→ Goal
Beneath this task is a listing; retype all of it exactly.

→ Information provided
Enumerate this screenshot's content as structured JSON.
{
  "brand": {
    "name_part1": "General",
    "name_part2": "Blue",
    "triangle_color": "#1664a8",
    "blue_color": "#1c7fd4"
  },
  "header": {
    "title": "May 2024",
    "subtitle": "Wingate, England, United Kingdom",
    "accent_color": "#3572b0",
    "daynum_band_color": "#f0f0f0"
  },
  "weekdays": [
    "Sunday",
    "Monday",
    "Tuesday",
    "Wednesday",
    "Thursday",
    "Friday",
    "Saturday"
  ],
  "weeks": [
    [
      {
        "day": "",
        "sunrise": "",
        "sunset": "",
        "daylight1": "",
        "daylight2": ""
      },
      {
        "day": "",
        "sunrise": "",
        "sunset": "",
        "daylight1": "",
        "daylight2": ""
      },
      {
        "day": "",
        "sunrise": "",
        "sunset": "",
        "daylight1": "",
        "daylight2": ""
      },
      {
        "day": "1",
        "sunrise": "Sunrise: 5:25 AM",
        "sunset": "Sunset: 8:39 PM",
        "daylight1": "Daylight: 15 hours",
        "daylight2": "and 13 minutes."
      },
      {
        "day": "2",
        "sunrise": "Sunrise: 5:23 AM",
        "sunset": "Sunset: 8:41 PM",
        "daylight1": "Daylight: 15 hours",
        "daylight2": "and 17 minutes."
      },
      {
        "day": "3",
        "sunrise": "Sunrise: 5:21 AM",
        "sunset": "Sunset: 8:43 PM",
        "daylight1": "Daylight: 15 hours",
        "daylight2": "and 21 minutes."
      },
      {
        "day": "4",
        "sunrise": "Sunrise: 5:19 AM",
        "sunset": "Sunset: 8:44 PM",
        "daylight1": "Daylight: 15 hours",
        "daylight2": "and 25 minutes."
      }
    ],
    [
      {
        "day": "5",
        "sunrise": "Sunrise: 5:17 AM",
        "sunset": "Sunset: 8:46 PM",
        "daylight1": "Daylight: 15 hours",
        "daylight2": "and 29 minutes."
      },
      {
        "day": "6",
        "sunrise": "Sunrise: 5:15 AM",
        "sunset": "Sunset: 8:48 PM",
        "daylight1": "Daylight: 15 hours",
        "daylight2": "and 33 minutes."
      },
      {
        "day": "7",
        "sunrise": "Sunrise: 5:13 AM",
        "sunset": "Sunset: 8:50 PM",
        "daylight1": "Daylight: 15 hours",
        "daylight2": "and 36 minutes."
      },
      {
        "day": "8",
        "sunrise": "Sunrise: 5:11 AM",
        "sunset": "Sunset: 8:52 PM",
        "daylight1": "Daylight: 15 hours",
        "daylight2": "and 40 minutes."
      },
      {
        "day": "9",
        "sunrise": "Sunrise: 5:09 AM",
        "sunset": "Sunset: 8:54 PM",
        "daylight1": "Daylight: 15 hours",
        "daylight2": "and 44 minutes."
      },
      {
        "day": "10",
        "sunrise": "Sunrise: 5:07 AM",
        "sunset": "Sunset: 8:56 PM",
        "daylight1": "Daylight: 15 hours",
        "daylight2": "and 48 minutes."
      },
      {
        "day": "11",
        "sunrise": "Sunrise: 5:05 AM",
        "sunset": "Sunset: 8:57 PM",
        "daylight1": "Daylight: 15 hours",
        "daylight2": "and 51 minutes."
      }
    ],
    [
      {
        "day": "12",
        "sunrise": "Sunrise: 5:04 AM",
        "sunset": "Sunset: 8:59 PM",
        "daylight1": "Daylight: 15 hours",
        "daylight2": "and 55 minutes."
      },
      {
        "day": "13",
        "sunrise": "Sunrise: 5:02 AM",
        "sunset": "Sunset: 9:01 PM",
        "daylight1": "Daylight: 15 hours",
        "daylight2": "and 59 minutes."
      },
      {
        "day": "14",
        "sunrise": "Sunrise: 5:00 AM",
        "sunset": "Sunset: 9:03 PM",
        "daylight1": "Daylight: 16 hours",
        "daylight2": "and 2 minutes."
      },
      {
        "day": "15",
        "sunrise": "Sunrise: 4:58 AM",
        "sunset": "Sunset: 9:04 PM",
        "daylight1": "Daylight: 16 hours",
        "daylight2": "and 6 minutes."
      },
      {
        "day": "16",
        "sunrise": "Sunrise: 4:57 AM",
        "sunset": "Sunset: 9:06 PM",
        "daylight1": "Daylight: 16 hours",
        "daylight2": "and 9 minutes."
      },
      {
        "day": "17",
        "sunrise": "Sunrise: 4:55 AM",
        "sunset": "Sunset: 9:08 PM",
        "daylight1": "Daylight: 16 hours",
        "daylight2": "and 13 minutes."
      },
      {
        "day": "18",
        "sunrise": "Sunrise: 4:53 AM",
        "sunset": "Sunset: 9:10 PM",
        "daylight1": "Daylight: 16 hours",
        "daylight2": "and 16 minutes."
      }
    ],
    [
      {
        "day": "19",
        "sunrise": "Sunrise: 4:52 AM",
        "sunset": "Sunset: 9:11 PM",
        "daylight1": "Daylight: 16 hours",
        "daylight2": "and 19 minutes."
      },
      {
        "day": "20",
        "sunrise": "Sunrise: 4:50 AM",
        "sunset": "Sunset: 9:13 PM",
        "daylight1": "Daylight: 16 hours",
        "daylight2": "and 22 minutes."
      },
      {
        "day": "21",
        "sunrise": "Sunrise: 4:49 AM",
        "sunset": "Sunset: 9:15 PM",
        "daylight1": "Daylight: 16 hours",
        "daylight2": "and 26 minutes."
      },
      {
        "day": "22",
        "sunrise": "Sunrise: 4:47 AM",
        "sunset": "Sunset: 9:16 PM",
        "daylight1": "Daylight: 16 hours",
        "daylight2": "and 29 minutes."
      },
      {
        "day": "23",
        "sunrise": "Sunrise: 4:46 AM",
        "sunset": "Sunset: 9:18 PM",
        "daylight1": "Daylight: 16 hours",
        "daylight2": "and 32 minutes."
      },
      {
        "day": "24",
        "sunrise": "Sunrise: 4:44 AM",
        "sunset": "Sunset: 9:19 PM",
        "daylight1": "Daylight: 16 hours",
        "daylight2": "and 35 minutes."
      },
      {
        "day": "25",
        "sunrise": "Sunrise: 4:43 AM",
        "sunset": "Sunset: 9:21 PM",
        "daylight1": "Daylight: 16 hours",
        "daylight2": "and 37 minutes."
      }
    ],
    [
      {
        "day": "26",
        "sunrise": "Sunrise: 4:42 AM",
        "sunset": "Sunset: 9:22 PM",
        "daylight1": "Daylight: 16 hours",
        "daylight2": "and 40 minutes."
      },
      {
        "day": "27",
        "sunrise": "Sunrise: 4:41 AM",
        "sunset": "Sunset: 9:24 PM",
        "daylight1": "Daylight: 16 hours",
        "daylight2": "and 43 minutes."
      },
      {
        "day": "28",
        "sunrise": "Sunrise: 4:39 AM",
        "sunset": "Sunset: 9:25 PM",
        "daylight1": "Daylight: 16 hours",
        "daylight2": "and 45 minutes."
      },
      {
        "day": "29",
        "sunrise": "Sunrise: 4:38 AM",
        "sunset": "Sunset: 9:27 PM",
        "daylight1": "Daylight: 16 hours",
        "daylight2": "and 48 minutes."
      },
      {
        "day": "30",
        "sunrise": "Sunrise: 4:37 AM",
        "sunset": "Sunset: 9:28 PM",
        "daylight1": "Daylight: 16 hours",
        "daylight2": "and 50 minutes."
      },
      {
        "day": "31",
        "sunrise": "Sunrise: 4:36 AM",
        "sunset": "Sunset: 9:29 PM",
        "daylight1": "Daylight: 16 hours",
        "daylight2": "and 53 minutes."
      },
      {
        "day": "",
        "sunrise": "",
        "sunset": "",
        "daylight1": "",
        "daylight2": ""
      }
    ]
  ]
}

→ Exercise solution
Enumerate this screenshot's content as structured JSON.
{
  "brand": {
    "name_part1": "General",
    "name_part2": "Blue",
    "triangle_color": "#1664a8",
    "blue_color": "#1c7fd4"
  },
  "header": {
    "title": "May 2024",
    "subtitle": "Wingate, England, United Kingdom",
    "accent_color": "#3572b0",
    "daynum_band_color": "#f0f0f0"
  },
  "weekdays": [
    "Sunday",
    "Monday",
    "Tuesday",
    "Wednesday",
    "Thursday",
    "Friday",
    "Saturday"
  ],
  "weeks": [
    [
      {
        "day": "",
        "sunrise": "",
        "sunset": "",
        "daylight1": "",
        "daylight2": ""
      },
      {
        "day": "",
        "sunrise": "",
        "sunset": "",
        "daylight1": "",
        "daylight2": ""
      },
      {
        "day": "",
        "sunrise": "",
        "sunset": "",
        "daylight1": "",
        "daylight2": ""
      },
      {
        "day": "1",
        "sunrise": "Sunrise: 5:25 AM",
        "sunset": "Sunset: 8:39 PM",
        "daylight1": "Daylight: 15 hours",
        "daylight2": "and 13 minutes."
      },
      {
        "day": "2",
        "sunrise": "Sunrise: 5:23 AM",
        "sunset": "Sunset: 8:41 PM",
        "daylight1": "Daylight: 15 hours",
        "daylight2": "and 17 minutes."
      },
      {
        "day": "3",
        "sunrise": "Sunrise: 5:21 AM",
        "sunset": "Sunset: 8:43 PM",
        "daylight1": "Daylight: 15 hours",
        "daylight2": "and 21 minutes."
      },
      {
        "day": "4",
        "sunrise": "Sunrise: 5:19 AM",
        "sunset": "Sunset: 8:44 PM",
        "daylight1": "Daylight: 15 hours",
        "daylight2": "and 25 minutes."
      }
    ],
    [
      {
        "day": "5",
        "sunrise": "Sunrise: 5:17 AM",
        "sunset": "Sunset: 8:46 PM",
        "daylight1": "Daylight: 15 hours",
        "daylight2": "and 29 minutes."
      },
      {
        "day": "6",
        "sunrise": "Sunrise: 5:15 AM",
        "sunset": "Sunset: 8:48 PM",
        "daylight1": "Daylight: 15 hours",
        "daylight2": "and 33 minutes."
      },
      {
        "day": "7",
        "sunrise": "Sunrise: 5:13 AM",
        "sunset": "Sunset: 8:50 PM",
        "daylight1": "Daylight: 15 hours",
        "daylight2": "and 36 minutes."
      },
      {
        "day": "8",
        "sunrise": "Sunrise: 5:11 AM",
        "sunset": "Sunset: 8:52 PM",
        "daylight1": "Daylight: 15 hours",
        "daylight2": "and 40 minutes."
      },
      {
        "day": "9",
        "sunrise": "Sunrise: 5:09 AM",
        "sunset": "Sunset: 8:54 PM",
        "daylight1": "Daylight: 15 hours",
        "daylight2": "and 44 minutes."
      },
      {
        "day": "10",
        "sunrise": "Sunrise: 5:07 AM",
        "sunset": "Sunset: 8:56 PM",
        "daylight1": "Daylight: 15 hours",
        "daylight2": "and 48 minutes."
      },
      {
        "day": "11",
        "sunrise": "Sunrise: 5:05 AM",
        "sunset": "Sunset: 8:57 PM",
        "daylight1": "Daylight: 15 hours",
        "daylight2": "and 51 minutes."
      }
    ],
    [
      {
        "day": "12",
        "sunrise": "Sunrise: 5:04 AM",
        "sunset": "Sunset: 8:59 PM",
        "daylight1": "Daylight: 15 hours",
        "daylight2": "and 55 minutes."
      },
      {
        "day": "13",
        "sunrise": "Sunrise: 5:02 AM",
        "sunset": "Sunset: 9:01 PM",
        "daylight1": "Daylight: 15 hours",
        "daylight2": "and 59 minutes."
      },
      {
        "day": "14",
        "sunrise": "Sunrise: 5:00 AM",
        "sunset": "Sunset: 9:03 PM",
        "daylight1": "Daylight: 16 hours",
        "daylight2": "and 2 minutes."
      },
      {
        "day": "15",
        "sunrise": "Sunrise: 4:58 AM",
        "sunset": "Sunset: 9:04 PM",
        "daylight1": "Daylight: 16 hours",
        "daylight2": "and 6 minutes."
      },
      {
        "day": "16",
        "sunrise": "Sunrise: 4:57 AM",
        "sunset": "Sunset: 9:06 PM",
        "daylight1": "Daylight: 16 hours",
        "daylight2": "and 9 minutes."
      },
      {
        "day": "17",
        "sunrise": "Sunrise: 4:55 AM",
        "sunset": "Sunset: 9:08 PM",
        "daylight1": "Daylight: 16 hours",
        "daylight2": "and 13 minutes."
      },
      {
        "day": "18",
        "sunrise": "Sunrise: 4:53 AM",
        "sunset": "Sunset: 9:10 PM",
        "daylight1": "Daylight: 16 hours",
        "daylight2": "and 16 minutes."
      }
    ],
    [
      {
        "day": "19",
        "sunrise": "Sunrise: 4:52 AM",
        "sunset": "Sunset: 9:11 PM",
        "daylight1": "Daylight: 16 hours",
        "daylight2": "and 19 minutes."
      },
      {
        "day": "20",
        "sunrise": "Sunrise: 4:50 AM",
        "sunset": "Sunset: 9:13 PM",
        "daylight1": "Daylight: 16 hours",
        "daylight2": "and 22 minutes."
      },
      {
        "day": "21",
        "sunrise": "Sunrise: 4:49 AM",
        "sunset": "Sunset: 9:15 PM",
        "daylight1": "Daylight: 16 hours",
        "daylight2": "and 26 minutes."
      },
      {
        "day": "22",
        "sunrise": "Sunrise: 4:47 AM",
        "sunset": "Sunset: 9:16 PM",
        "daylight1": "Daylight: 16 hours",
        "daylight2": "and 29 minutes."
      },
      {
        "day": "23",
        "sunrise": "Sunrise: 4:46 AM",
        "sunset": "Sunset: 9:18 PM",
        "daylight1": "Daylight: 16 hours",
        "daylight2": "and 32 minutes."
      },
      {
        "day": "24",
        "sunrise": "Sunrise: 4:44 AM",
        "sunset": "Sunset: 9:19 PM",
        "daylight1": "Daylight: 16 hours",
        "daylight2": "and 35 minutes."
      },
      {
        "day": "25",
        "sunrise": "Sunrise: 4:43 AM",
        "sunset": "Sunset: 9:21 PM",
        "daylight1": "Daylight: 16 hours",
        "daylight2": "and 37 minutes."
      }
    ],
    [
      {
        "day": "26",
        "sunrise": "Sunrise: 4:42 AM",
        "sunset": "Sunset: 9:22 PM",
        "daylight1": "Daylight: 16 hours",
        "daylight2": "and 40 minutes."
      },
      {
        "day": "27",
        "sunrise": "Sunrise: 4:41 AM",
        "sunset": "Sunset: 9:24 PM",
        "daylight1": "Daylight: 16 hours",
        "daylight2": "and 43 minutes."
      },
      {
        "day": "28",
        "sunrise": "Sunrise: 4:39 AM",
        "sunset": "Sunset: 9:25 PM",
        "daylight1": "Daylight: 16 hours",
        "daylight2": "and 45 minutes."
      },
      {
        "day": "29",
        "sunrise": "Sunrise: 4:38 AM",
        "sunset": "Sunset: 9:27 PM",
        "daylight1": "Daylight: 16 hours",
        "daylight2": "and 48 minutes."
      },
      {
        "day": "30",
        "sunrise": "Sunrise: 4:37 AM",
        "sunset": "Sunset: 9:28 PM",
        "daylight1": "Daylight: 16 hours",
        "daylight2": "and 50 minutes."
      },
      {
        "day": "31",
        "sunrise": "Sunrise: 4:36 AM",
        "sunset": "Sunset: 9:29 PM",
        "daylight1": "Daylight: 16 hours",
        "daylight2": "and 53 minutes."
      },
      {
        "day": "",
        "sunrise": "",
        "sunset": "",
        "daylight1": "",
        "daylight2": ""
      }
    ]
  ]
}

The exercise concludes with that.